===== Provided data =====
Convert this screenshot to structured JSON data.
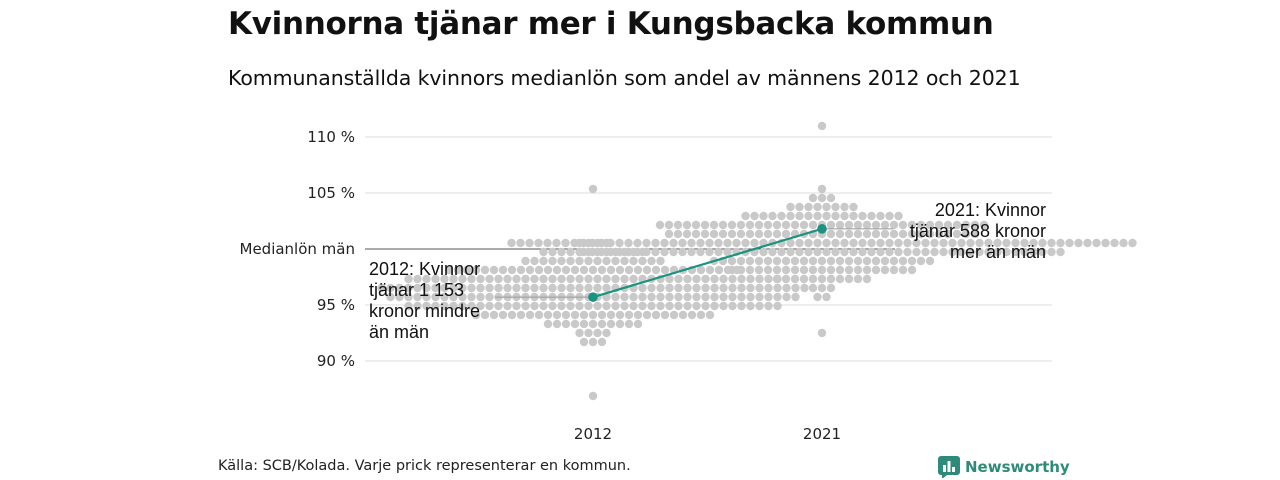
{
  "title": "Kvinnorna tjänar mer i Kungsbacka kommun",
  "subtitle": "Kommunanställda kvinnors medianlön som andel av männens 2012 och 2021",
  "source": "Källa: SCB/Kolada. Varje prick representerar en kommun.",
  "brand": {
    "name": "Newsworthy",
    "icon": "bar-chart-icon",
    "color": "#2e8b7a"
  },
  "colors": {
    "dots": "#c9c9c9",
    "highlight": "#1a9480",
    "grid": "#dcdcdc",
    "reference": "#555555"
  },
  "chart_data": {
    "type": "scatter",
    "title": "Kvinnorna tjänar mer i Kungsbacka kommun",
    "subtitle": "Kommunanställda kvinnors medianlön som andel av männens 2012 och 2021",
    "categories": [
      "2012",
      "2021"
    ],
    "y_ticks": [
      {
        "value": 90,
        "label": "90 %"
      },
      {
        "value": 95,
        "label": "95 %"
      },
      {
        "value": 100,
        "label": "Medianlön män"
      },
      {
        "value": 105,
        "label": "105 %"
      },
      {
        "value": 110,
        "label": "110 %"
      }
    ],
    "ylim": [
      85.5,
      111.5
    ],
    "grid": true,
    "reference_line": {
      "value": 100,
      "label": "Medianlön män"
    },
    "highlight": {
      "name": "Kungsbacka",
      "values": [
        95.7,
        101.8
      ],
      "annotations": [
        [
          "2012: Kvinnor",
          "tjänar 1 153",
          "kronor mindre",
          "än män"
        ],
        [
          "2021: Kvinnor",
          "tjänar 588 kronor",
          "mer än män"
        ]
      ]
    },
    "distribution": [
      {
        "category": "2012",
        "mean": 96.3,
        "sd": 2.6,
        "min": 86.5,
        "max": 105.3,
        "count": 290
      },
      {
        "category": "2021",
        "mean": 100.6,
        "sd": 2.5,
        "min": 92.6,
        "max": 111.3,
        "count": 290
      }
    ]
  }
}
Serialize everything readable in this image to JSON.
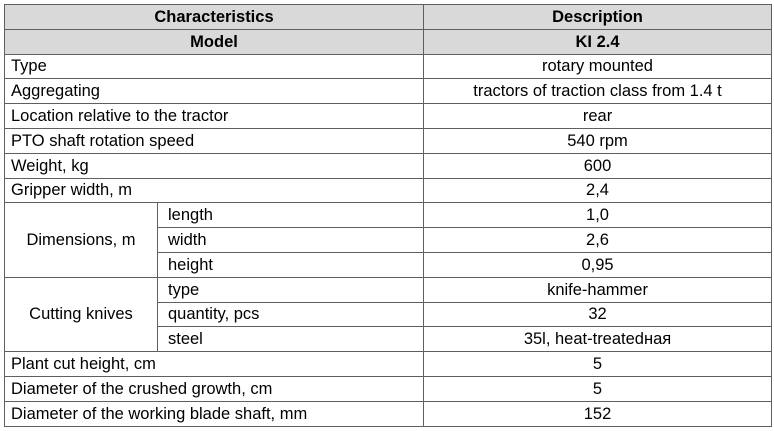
{
  "table": {
    "header": {
      "col1": "Characteristics",
      "col2": "Description"
    },
    "model_row": {
      "label": "Model",
      "value": "KI 2.4"
    },
    "rows": [
      {
        "label": "Type",
        "value": "rotary mounted"
      },
      {
        "label": "Aggregating",
        "value": "tractors of traction class from 1.4 t"
      },
      {
        "label": "Location relative to the tractor",
        "value": "rear"
      },
      {
        "label": "PTO shaft rotation speed",
        "value": "540 rpm"
      },
      {
        "label": "Weight, kg",
        "value": "600"
      },
      {
        "label": "Gripper width, m",
        "value": "2,4"
      }
    ],
    "dimensions": {
      "label": "Dimensions, m",
      "items": [
        {
          "label": "length",
          "value": "1,0"
        },
        {
          "label": "width",
          "value": "2,6"
        },
        {
          "label": "height",
          "value": "0,95"
        }
      ]
    },
    "cutting_knives": {
      "label": "Cutting knives",
      "items": [
        {
          "label": "type",
          "value": "knife-hammer"
        },
        {
          "label": "quantity, pcs",
          "value": "32"
        },
        {
          "label": "steel",
          "value": "35l, heat-treatedная"
        }
      ]
    },
    "rows_after": [
      {
        "label": "Plant cut height, cm",
        "value": "5"
      },
      {
        "label": "Diameter of the crushed growth, cm",
        "value": "5"
      },
      {
        "label": "Diameter of the working blade shaft, mm",
        "value": "152"
      }
    ]
  },
  "colors": {
    "header_background": "#d9d9d9",
    "border": "#5f5f5f",
    "text": "#000000"
  }
}
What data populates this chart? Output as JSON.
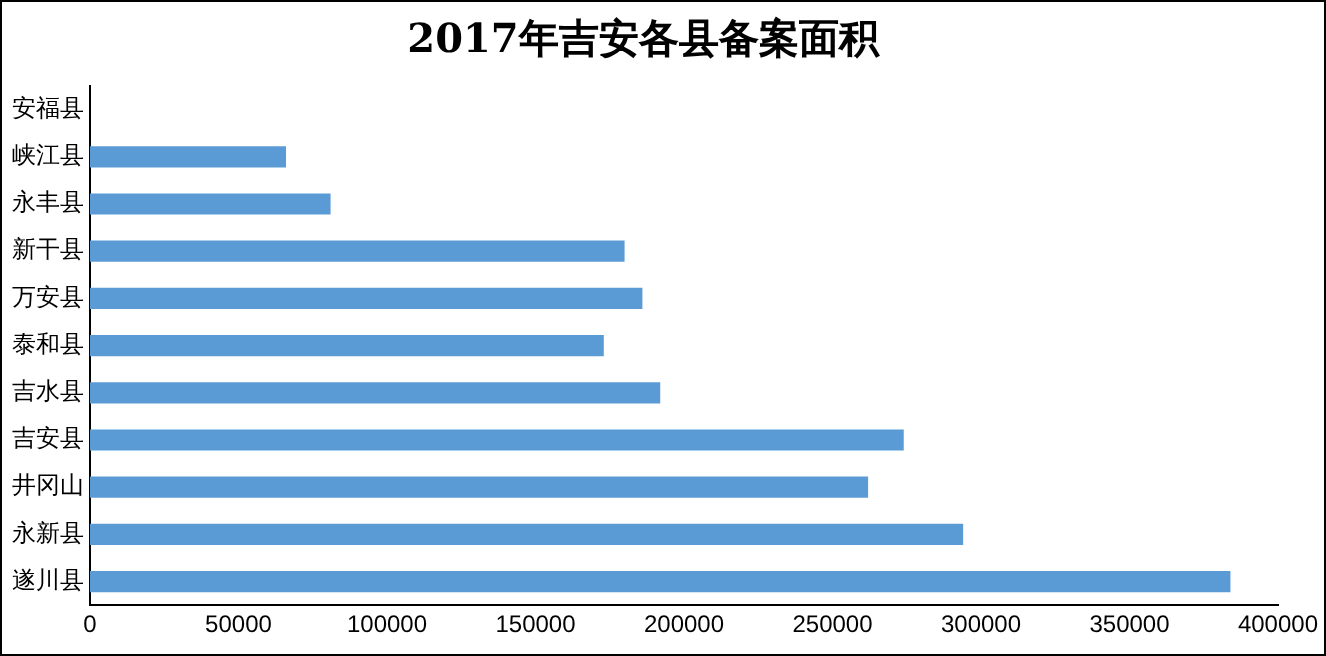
{
  "chart_data": {
    "type": "bar",
    "orientation": "horizontal",
    "title": "2017年吉安各县备案面积",
    "categories": [
      "安福县",
      "峡江县",
      "永丰县",
      "新干县",
      "万安县",
      "泰和县",
      "吉水县",
      "吉安县",
      "井冈山",
      "永新县",
      "遂川县"
    ],
    "values": [
      null,
      66000,
      81000,
      180000,
      186000,
      173000,
      192000,
      274000,
      262000,
      294000,
      384000
    ],
    "color": "#5b9bd5",
    "xlim": [
      0,
      400000
    ],
    "xticks": [
      0,
      50000,
      100000,
      150000,
      200000,
      250000,
      300000,
      350000,
      400000
    ],
    "grid": false,
    "legend": false
  }
}
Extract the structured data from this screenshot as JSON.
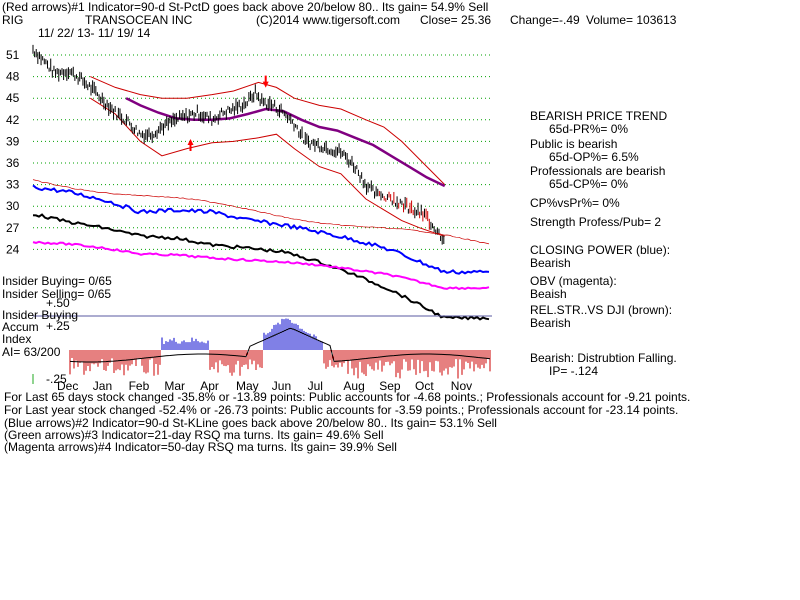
{
  "header": {
    "line1": "(Red arrows)#1 Indicator=90-d St-PctD goes back above 20/below 80.. Its gain= 54.9% Sell",
    "ticker": "RIG",
    "company": "TRANSOCEAN INC",
    "copyright": "(C)2014 www.tigersoft.com",
    "close": "Close=  25.36",
    "change": "Change=-.49",
    "volume": "Volume= 103613",
    "date_range": "11/ 22/ 13-  11/ 19/ 14"
  },
  "side_labels": {
    "insider_buying": "Insider Buying= 0/65",
    "insider_selling": "Insider Selling= 0/65",
    "plus50": "+.50",
    "accum_title": "Insider Buying",
    "accum": "Accum",
    "plus25": "+.25",
    "index": "Index",
    "ai": "AI= 63/200",
    "minus25": "-.25"
  },
  "right_panel": {
    "trend_title": "BEARISH PRICE TREND",
    "pr": "65d-PR%= 0%",
    "public_bearish": "Public is bearish",
    "op": "65d-OP%= 6.5%",
    "prof_bearish": "Professionals are bearish",
    "cp": "65d-CP%= 0%",
    "cpvspr": "CP%vsPr%=  0%",
    "strength": "Strength Profess/Pub= 2",
    "closing_power": "CLOSING POWER (blue):",
    "closing_power_val": "Bearish",
    "obv": "OBV (magenta):",
    "obv_val": "Beaish",
    "relstr": "REL.STR..VS DJI (brown):",
    "relstr_val": "Bearish",
    "distribution": "Bearish: Distrubtion Falling.",
    "ip": "IP= -.124"
  },
  "footer": {
    "line1": "For Last 65 days stock changed -35.8% or -13.89 points:  Public accounts for -4.68 points.;  Professionals account for -9.21 points.",
    "line2": "For Last year stock changed -52.4% or -26.73 points:  Public accounts for -3.59 points.;  Professionals account for -23.14 points.",
    "line3": "(Blue arrows)#2 Indicator=90-d St-KLine goes back above 20/below 80.. Its gain= 53.1% Sell",
    "line4": "(Green arrows)#3 Indicator=21-day RSQ ma turns. Its gain= 49.6% Sell",
    "line5": "(Magenta arrows)#4 Indicator=50-day RSQ ma turns. Its gain= 39.9% Sell"
  },
  "colors": {
    "price": "#000000",
    "band": "#cc0000",
    "ma": "#800080",
    "closing_power": "#0000ff",
    "obv": "#ff00ff",
    "relstr": "#000000",
    "grid": "#00a000",
    "accum_pos": "#0000cc",
    "accum_neg": "#cc0000",
    "hline": "#5a5aa0"
  },
  "chart_data": {
    "type": "line",
    "y_ticks": [
      51,
      48,
      45,
      42,
      39,
      36,
      33,
      30,
      27,
      24
    ],
    "ylim": [
      24,
      51
    ],
    "months": [
      "Dec",
      "Jan",
      "Feb",
      "Mar",
      "Apr",
      "May",
      "Jun",
      "Jul",
      "Aug",
      "Sep",
      "Oct",
      "Nov"
    ],
    "price_path": [
      [
        0,
        51.8
      ],
      [
        0.3,
        50.2
      ],
      [
        0.6,
        48.5
      ],
      [
        1.0,
        48.8
      ],
      [
        1.3,
        47.8
      ],
      [
        1.6,
        46.5
      ],
      [
        2.0,
        44.5
      ],
      [
        2.3,
        43.0
      ],
      [
        2.6,
        42.0
      ],
      [
        3.0,
        40.0
      ],
      [
        3.3,
        40.0
      ],
      [
        3.6,
        41.0
      ],
      [
        4.0,
        42.0
      ],
      [
        4.3,
        42.5
      ],
      [
        4.6,
        43.0
      ],
      [
        5.0,
        42.0
      ],
      [
        5.3,
        43.0
      ],
      [
        5.6,
        43.5
      ],
      [
        6.0,
        44.5
      ],
      [
        6.2,
        45.8
      ],
      [
        6.4,
        44.5
      ],
      [
        6.7,
        44.0
      ],
      [
        7.0,
        43.0
      ],
      [
        7.3,
        41.5
      ],
      [
        7.6,
        39.0
      ],
      [
        8.0,
        38.5
      ],
      [
        8.3,
        38.0
      ],
      [
        8.6,
        37.5
      ],
      [
        9.0,
        35.5
      ],
      [
        9.3,
        33.0
      ],
      [
        9.6,
        31.5
      ],
      [
        10.0,
        31.0
      ],
      [
        10.3,
        30.5
      ],
      [
        10.6,
        29.5
      ],
      [
        11.0,
        28.5
      ],
      [
        11.3,
        26.5
      ],
      [
        11.5,
        25.4
      ]
    ],
    "ma_path": [
      [
        2.6,
        45.0
      ],
      [
        3.0,
        44.0
      ],
      [
        3.5,
        43.0
      ],
      [
        4.0,
        42.2
      ],
      [
        4.5,
        42.0
      ],
      [
        5.0,
        42.0
      ],
      [
        5.5,
        42.2
      ],
      [
        6.0,
        42.8
      ],
      [
        6.5,
        43.5
      ],
      [
        7.0,
        43.2
      ],
      [
        7.5,
        42.0
      ],
      [
        8.0,
        41.0
      ],
      [
        8.5,
        40.5
      ],
      [
        9.0,
        39.5
      ],
      [
        9.5,
        38.5
      ],
      [
        10.0,
        37.0
      ],
      [
        10.5,
        35.5
      ],
      [
        11.0,
        34.0
      ],
      [
        11.5,
        32.8
      ]
    ],
    "upper_band": [
      [
        1.6,
        48.0
      ],
      [
        2.3,
        46.5
      ],
      [
        3.0,
        45.5
      ],
      [
        3.6,
        45.0
      ],
      [
        4.3,
        45.0
      ],
      [
        5.0,
        45.5
      ],
      [
        5.6,
        46.0
      ],
      [
        6.3,
        47.2
      ],
      [
        6.8,
        46.5
      ],
      [
        7.3,
        45.0
      ],
      [
        8.0,
        44.0
      ],
      [
        8.6,
        43.5
      ],
      [
        9.3,
        42.0
      ],
      [
        9.8,
        41.0
      ],
      [
        10.3,
        39.0
      ],
      [
        10.8,
        36.5
      ],
      [
        11.5,
        33.0
      ]
    ],
    "lower_band": [
      [
        1.6,
        45.0
      ],
      [
        2.3,
        42.8
      ],
      [
        3.0,
        39.0
      ],
      [
        3.6,
        37.0
      ],
      [
        4.3,
        38.0
      ],
      [
        5.0,
        38.8
      ],
      [
        5.6,
        39.0
      ],
      [
        6.3,
        39.5
      ],
      [
        6.8,
        40.0
      ],
      [
        7.3,
        38.0
      ],
      [
        8.0,
        35.5
      ],
      [
        8.6,
        34.5
      ],
      [
        9.3,
        31.0
      ],
      [
        9.8,
        29.5
      ],
      [
        10.3,
        28.0
      ],
      [
        10.8,
        27.0
      ],
      [
        11.5,
        25.8
      ]
    ],
    "arrows": [
      {
        "x": 4.4,
        "y": 38.5,
        "direction": "up"
      },
      {
        "x": 6.5,
        "y": 47.3,
        "direction": "down"
      }
    ]
  }
}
=====
From the entries, report each line that includes the word "Diameter".

> [Response to the task]:
        "label": "Diameter of the crushed growth, cm",
        "label": "Diameter of the working blade shaft, mm",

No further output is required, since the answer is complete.